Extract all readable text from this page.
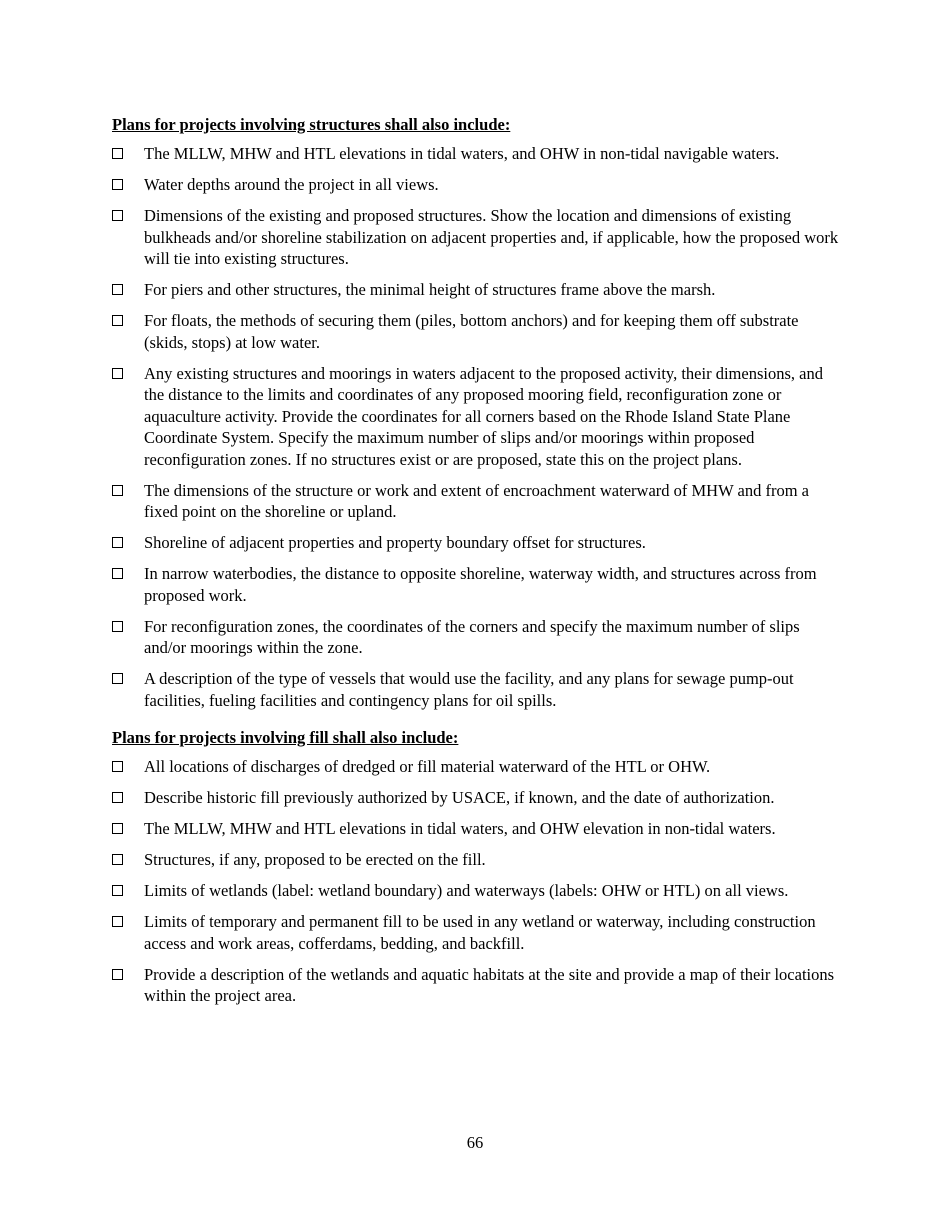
Plans for projects involving structures shall also include:
The MLLW, MHW and HTL elevations in tidal waters, and OHW in non-tidal navigable waters.
Water depths around the project in all views.
Dimensions of the existing and proposed structures. Show the location and dimensions of existing bulkheads and/or shoreline stabilization on adjacent properties and, if applicable, how the proposed work will tie into existing structures.
For piers and other structures, the minimal height of structures frame above the marsh.
For floats, the methods of securing them (piles, bottom anchors) and for keeping them off substrate (skids, stops) at low water.
Any existing structures and moorings in waters adjacent to the proposed activity, their dimensions, and the distance to the limits and coordinates of any proposed mooring field, reconfiguration zone or aquaculture activity. Provide the coordinates for all corners based on the Rhode Island State Plane Coordinate System. Specify the maximum number of slips and/or moorings within proposed reconfiguration zones. If no structures exist or are proposed, state this on the project plans.
The dimensions of the structure or work and extent of encroachment waterward of MHW and from a fixed point on the shoreline or upland.
Shoreline of adjacent properties and property boundary offset for structures.
In narrow waterbodies, the distance to opposite shoreline, waterway width, and structures across from proposed work.
For reconfiguration zones, the coordinates of the corners and specify the maximum number of slips and/or moorings within the zone.
A description of the type of vessels that would use the facility, and any plans for sewage pump-out facilities, fueling facilities and contingency plans for oil spills.
Plans for projects involving fill shall also include:
All locations of discharges of dredged or fill material waterward of the HTL or OHW.
Describe historic fill previously authorized by USACE, if known, and the date of authorization.
The MLLW, MHW and HTL elevations in tidal waters, and OHW elevation in non-tidal waters.
Structures, if any, proposed to be erected on the fill.
Limits of wetlands (label: wetland boundary) and waterways (labels: OHW or HTL) on all views.
Limits of temporary and permanent fill to be used in any wetland or waterway, including construction access and work areas, cofferdams, bedding, and backfill.
Provide a description of the wetlands and aquatic habitats at the site and provide a map of their locations within the project area.
66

*GOAL OF THE EXERCISE*: Your answer should be one number: how many lines of the listing include the word "waterward".

*RESULT OF THIS EXERCISE*: 2